◆ **COMPITI DA SVOLGERE**
(1) Secondo la recensione di «Ghoul», perché l'intera prima ora non sarebbe mai stata accettata in un film? Rispondi in una o due frasi.
(2) Continua la recensione di «Ghoul» a partire dall'ultima frase riportata.

◆ **BRANO ESTRATTO**
Messa così, tolta la parte della poco chiara dittatura militare, l'idea di una serie o di un film horror è quasi perfetta: se parliamo di una serie dovremmo solo aggiustare i tempi tuttavia nulla che non si possa aggiustare.
Ecco, "Ghoul" viene presentato come una serie ma in realtà è un film, non sono sarcastico, adattato e decide, forse proprio per questo, di fregarsene dei tempi e dei ritmi del genere di cui vuole far parte.
Sommando questo scarso adattamento a dei problemi di scrittura evidenti e ad un finale che più cliché di così non si può non è difficile capire perché questa "serie" non mi ha soddisfatto.

Se la tua sceneggiatura è per un film prenderla ed allungarla di un trenta minuti o di un'ora non è un qualcosa facile da fare e, allo stesso tempo, anche se riuscirai a farlo è molto probabile che tutto il materiale in più che scriverai sembrerà soltanto una perdita di tempo.
Nel caso di "Ghoul" è evidente che l'intera prima ora non sarebbe mai stata accettata per un film perchè troppo introduttiva e completamente priva di veri momenti interessanti se non uno.
Ogni scena del primo episodio di questa serie sarebbe da prendere e accorciare sino a ridurne il minutaggio a una ventina di minuti così da introdurre la vicenda senza problemi tuttavia si è deciso di produrre una serie e non un film lasciandoci un pilot lungo, lento e noioso e altri due episodi per sciogliere la trama che parte dal secondo episodio in poi.
Questa serie ha solo tre episodi e anche per questo è evidente che non fosse stata progettata in questo modo.

Parlando della trama in sé se dalla parte degli uomini tutto scorre abbastanza bene e non c'è nulla di cui parlare è l'intero rapporto del film col suo demone che mi lascia perplesso.

◆ **DATI DISPONIBILI**

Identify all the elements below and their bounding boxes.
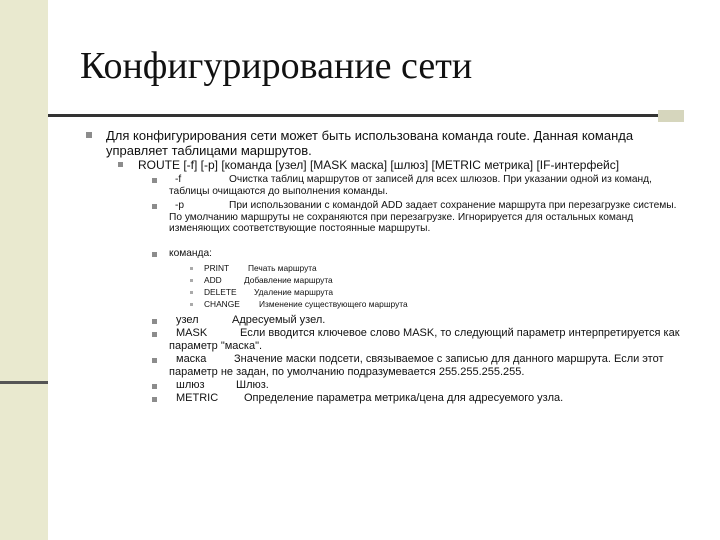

◆ **RISPOSTE AI COMPITI**
(1) Perché è troppo introduttiva e completamente priva di veri momenti interessanti, a parte uno.

(2)
Inizialmente la creatura ci viene presentata molto bene, la prima scena dell'interrogatorio non è male e pone le basi da cui partire come la capacità di far presa sulla mente della gente e sui loro sensi di colpa solo che poi tutto va in malore.
Le regole che ci erano state inizialmente presentate e che potevano mandare avanti il film senza problemi vengono messe da parte e il mostro non utilizza più la parola per vincere i confronti ma alcuni trucchi magici, spegne e accende le luci, e successivamente passa alla violenza vera e propria che andrebbe pure bene se non avessimo appena detto che il tutto non viene fatto prima di una certa cosa.
Quindi il film ne acquista di ritmo ma perde logica e il senso iniziale che precedentemente aveva.
Nel mentre continuiamo a scoprire una serie di cose sulla nostra protagonista e sul suo passato che vanno, purtroppo, a incasinare ancora di più la narrazione e la mitologia del mostro protagonista della storia.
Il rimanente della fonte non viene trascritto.